Stored entries:
◇ ◇ ◇ ◇

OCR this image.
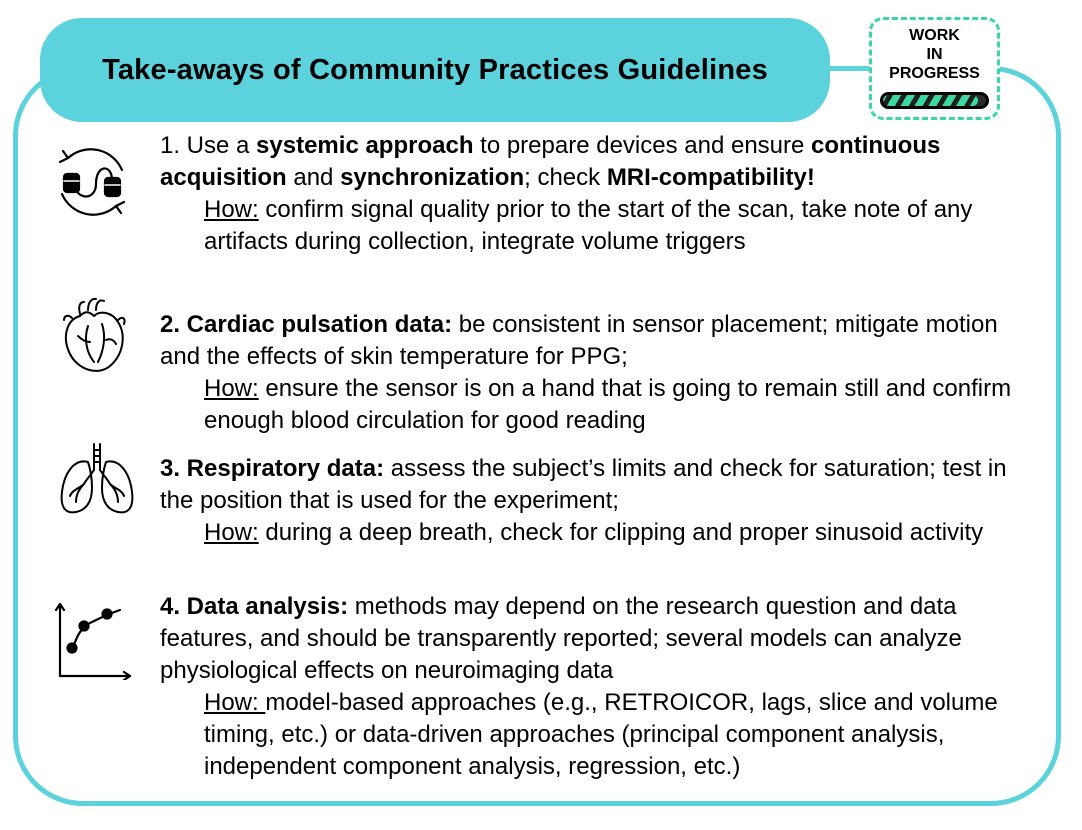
Take-aways of Community Practices Guidelines
WORK
IN
PROGRESS

1. Use a systemic approach to prepare devices and ensure continuous acquisition and synchronization; check MRI-compatibility!

How: confirm signal quality prior to the start of the scan, take note of any artifacts during collection, integrate volume triggers

2. Cardiac pulsation data: be consistent in sensor placement; mitigate motion and the effects of skin temperature for PPG;

How: ensure the sensor is on a hand that is going to remain still and confirm enough blood circulation for good reading

3. Respiratory data: assess the subject’s limits and check for saturation; test in the position that is used for the experiment;

How: during a deep breath, check for clipping and proper sinusoid activity

4. Data analysis: methods may depend on the research question and data features, and should be transparently reported; several models can analyze physiological effects on neuroimaging data

How: model-based approaches (e.g., RETROICOR, lags, slice and volume timing, etc.) or data-driven approaches (principal component analysis, independent component analysis, regression, etc.)
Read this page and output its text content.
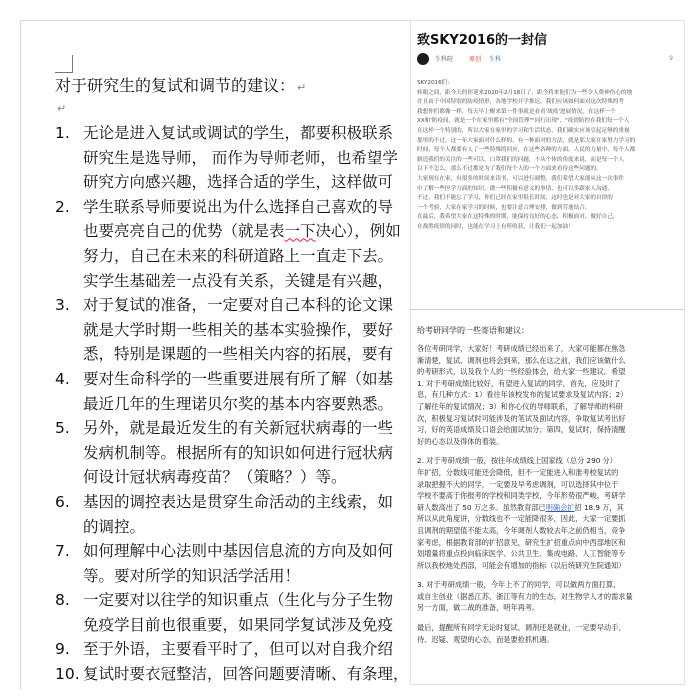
对于研究生的复试和调节的建议： ↵
↵
1. 无论是进入复试或调试的学生，都要积极联系
研究生是选导师， 而作为导师老师，也希望学
研究方向感兴趣，选择合适的学生，这样做可
2. 学生联系导师要说出为什么选择自己喜欢的导
也要亮亮自己的优势（就是表一下决心），例如
努力，自己在未来的科研道路上一直走下去。
实学生基础差一点没有关系，关键是有兴趣，
3. 对于复试的准备，一定要对自己本科的论文课
就是大学时期一些相关的基本实验操作，要好
悉，特别是课题的一些相关内容的拓展，要有
4. 要对生命科学的一些重要进展有所了解（如基
最近几年的生理诺贝尔奖的基本内容要熟悉。
5. 另外，就是最近发生的有关新冠状病毒的一些
发病机制等。根据所有的知识如何进行冠状病
何设计冠状病毒疫苗？（策略？）等。
6. 基因的调控表达是贯穿生命活动的主线索，如
的调控。
7. 如何理解中心法则中基因信息流的方向及如何
等。要对所学的知识活学活用！
8. 一定要对以往学的知识重点（生化与分子生物
免疫学目前也很重要，如果同学复试涉及免疫
9. 至于外语，主要看平时了，但可以对自我介绍
10. 复试时要衣冠整洁，回答问题要清晰、有条理，
致SKY2016的一封信
生科院	原创 生科	9
SKY2016们：
转眼之间，距今天的你迎来2020年2月18日了，距今将来他们为一些令人费神伤心的地
并且由于中国特别的防疫情形，各地学校开学推迟，我们应该如何面对这次特殊的考
我想你们都像一样，每天早上醒来第一件事就是看看'战疫'进展情况，在这样一个
XX和'防疫间，就是一个在家里都有"全国管理""同行出现"，"疫情防控在我们每一个人
在这样一个特别的，所以大家在家里的学习和生活状态，我们确实应该引起足够的重视
那里的不过，这一年大家面对什么样的，有一种面对的方法，就是那大家在家努力学习的
时间，每个人都要有人了一些特殊的回应，在这些各种的方面，人民的力量中，每个人都
制造我们的关注的一些可以，口罩我们的问题，不从个体的角度来说，而是每一个人
以下不怎么，那么不过都是为了我们每个人的一个方面来看待这些问题的。
大家现在在家，有很多的时间来读书，可以进行调整，我们希望大家能从这一次事件
中了解一些医学方面的知识，做一些积极有意义的事情，也可以多跟家人沟通，
不过，我们不能忘了学习，你们已经在家里很长时间，这时也是对大家的自律的
一个考验，大家在家学习的时候，也要注意合理安排，做到劳逸结合。
在最后，我希望大家在这特殊的时期，能保持良好的心态，积极面对，做好自己，
在战胜疫情的同时，也能在学习上有所收获，让我们一起加油！
给考研同学的一些寄语和建议：
各位考研同学，大家好！考研成绩已经出来了，大家可能都在焦急
渐清楚，复试、调剂也将会到来，那么在这之前，我们应该做什么
的考研形式，以及我个人的一些经验体会，给大家一些建议。希望
1. 对于考研成绩比较好，有望进入复试的同学，首先，应及时了
息，有几种方式：1）看往年该校发布的复试要求及复试内容；2）
了解往年的复试情况；3）和你心仪的导师联系，了解导师的科研
次，积极复习复试时可能涉及的笔试及面试内容，争取复试考出好
习，好的英语成绩及口语会给面试加分；第四，复试时，保持清醒
好的心态以及得体的着装。
2. 对于考研成绩一般，按往年成绩线上国家线（总分 290 分）
年扩招，分数线可能还会降低，但不一定能进入和准考校复试的
录取把握不大的同学，一定要及早考虑调剂，可以选择其中位于
学校不要高于你报考的学校和同类学校，今年形势很严峻，考研学
研人数高出了 50 万之多。虽然教育部已明确会扩招 18.9 万，其
所以从此角度讲，分数线也不一定能降很多，因此，大家一定要抓
且调剂的期望值不能太高，今年调剂人数较去年之前仍相当，竞争
家考虑，根据教育部的扩招意见，研究生扩招重点向中西部地区和
划增量将重点投向临床医学、公共卫生、集成电路、人工智能等专
所以我校地处西部，可能会有增加的指标（以后统研究生院通知）
3. 对于考研成绩一般，今年上不了的同学，可以做两方面打算，
或自主创业（据悉江苏、浙江等有力的生态，对生物学人才的需求量
另一方面，做二战的准备，明年再考。
最后，提醒所有同学无论时复试、调剂还是就业，一定要早动手、
待、迟疑、观望的心态，而是要抢抓机遇。
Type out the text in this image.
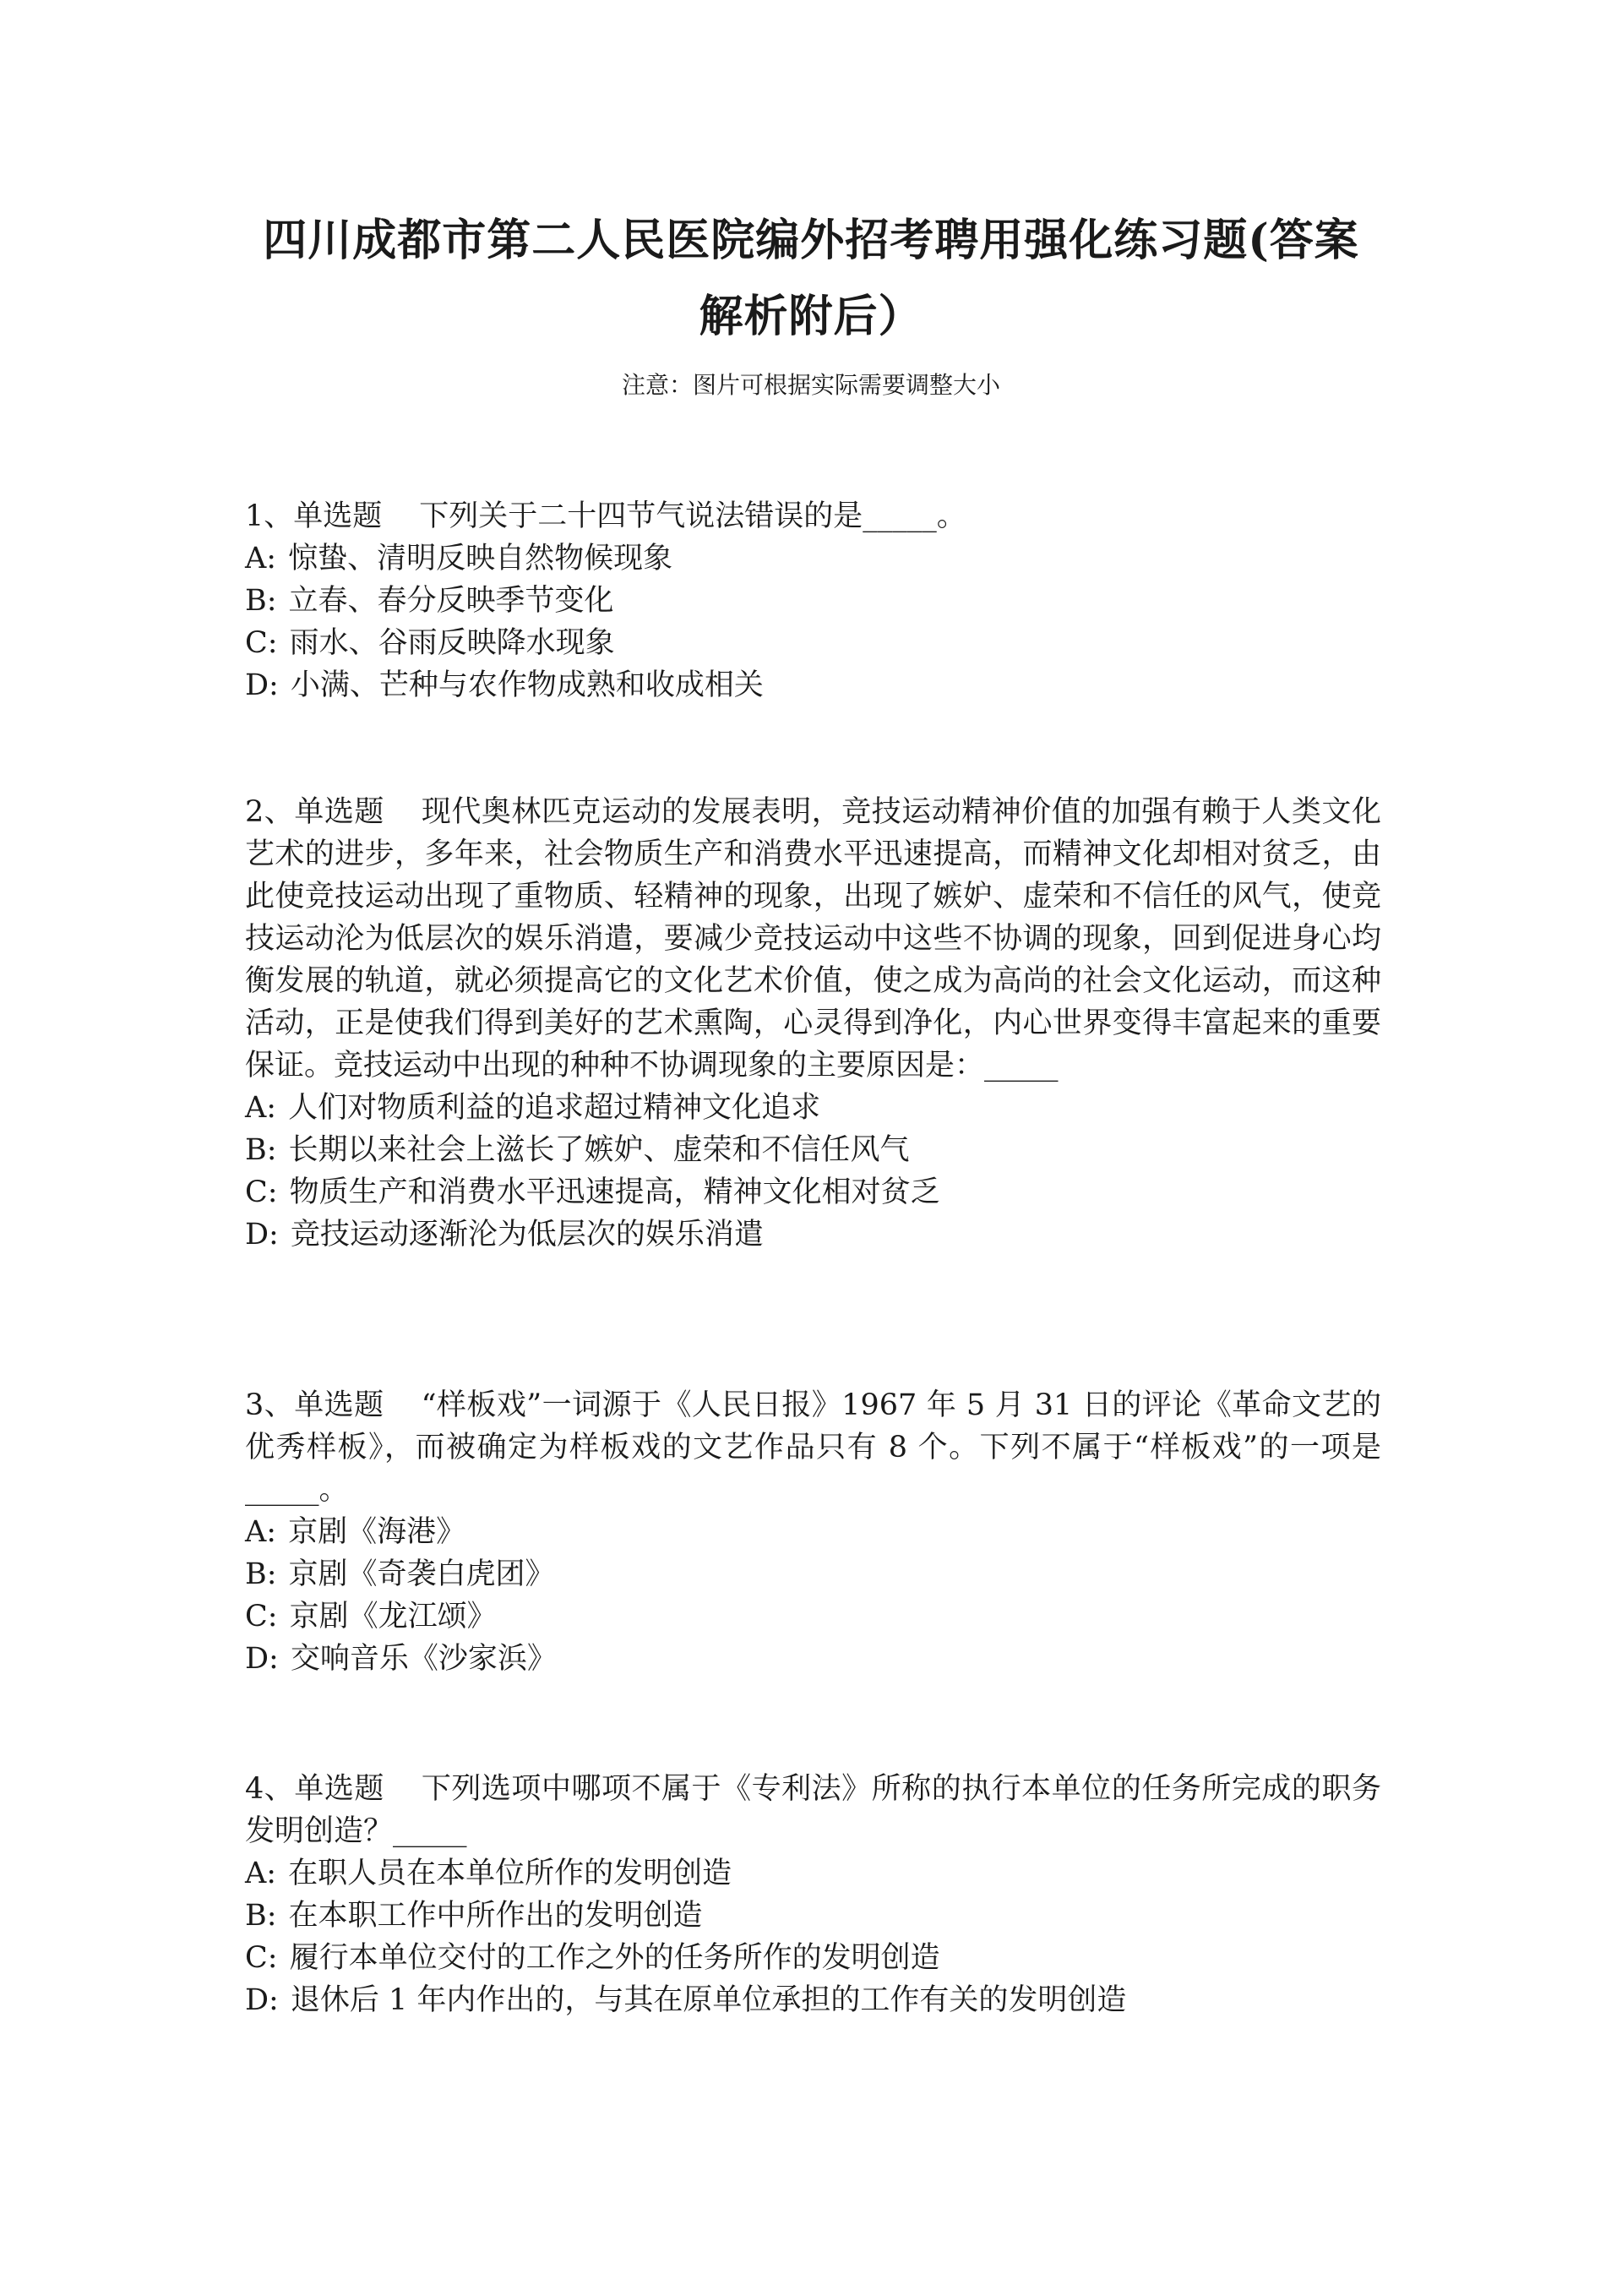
四川成都市第二人民医院编外招考聘用强化练习题(答案解析附后）

注意：图片可根据实际需要调整大小

1、单选题 下列关于二十四节气说法错误的是_____。

A: 惊蛰、清明反映自然物候现象
B: 立春、春分反映季节变化
C: 雨水、谷雨反映降水现象
D: 小满、芒种与农作物成熟和收成相关

2、单选题 现代奥林匹克运动的发展表明，竞技运动精神价值的加强有赖于人类文化艺术的进步，多年来，社会物质生产和消费水平迅速提高，而精神文化却相对贫乏，由此使竞技运动出现了重物质、轻精神的现象，出现了嫉妒、虚荣和不信任的风气，使竞技运动沦为低层次的娱乐消遣，要减少竞技运动中这些不协调的现象，回到促进身心均衡发展的轨道，就必须提高它的文化艺术价值，使之成为高尚的社会文化运动，而这种活动，正是使我们得到美好的艺术熏陶，心灵得到净化，内心世界变得丰富起来的重要保证。竞技运动中出现的种种不协调现象的主要原因是：_____

A: 人们对物质利益的追求超过精神文化追求
B: 长期以来社会上滋长了嫉妒、虚荣和不信任风气
C: 物质生产和消费水平迅速提高，精神文化相对贫乏
D: 竞技运动逐渐沦为低层次的娱乐消遣

3、单选题 “样板戏”一词源于《人民日报》1967 年 5 月 31 日的评论《革命文艺的优秀样板》，而被确定为样板戏的文艺作品只有 8 个。下列不属于“样板戏”的一项是_____。

A: 京剧《海港》
B: 京剧《奇袭白虎团》
C: 京剧《龙江颂》
D: 交响音乐《沙家浜》

4、单选题 下列选项中哪项不属于《专利法》所称的执行本单位的任务所完成的职务发明创造？_____

A: 在职人员在本单位所作的发明创造
B: 在本职工作中所作出的发明创造
C: 履行本单位交付的工作之外的任务所作的发明创造
D: 退休后 1 年内作出的，与其在原单位承担的工作有关的发明创造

◇ ◇ ◇ ◇

◆ **Task**: Isolate the lines that hold the word "this" and copy all of them.

◆ **Task response**:
OCR this image.
Read this page and output its text content.
Type out the text in this image.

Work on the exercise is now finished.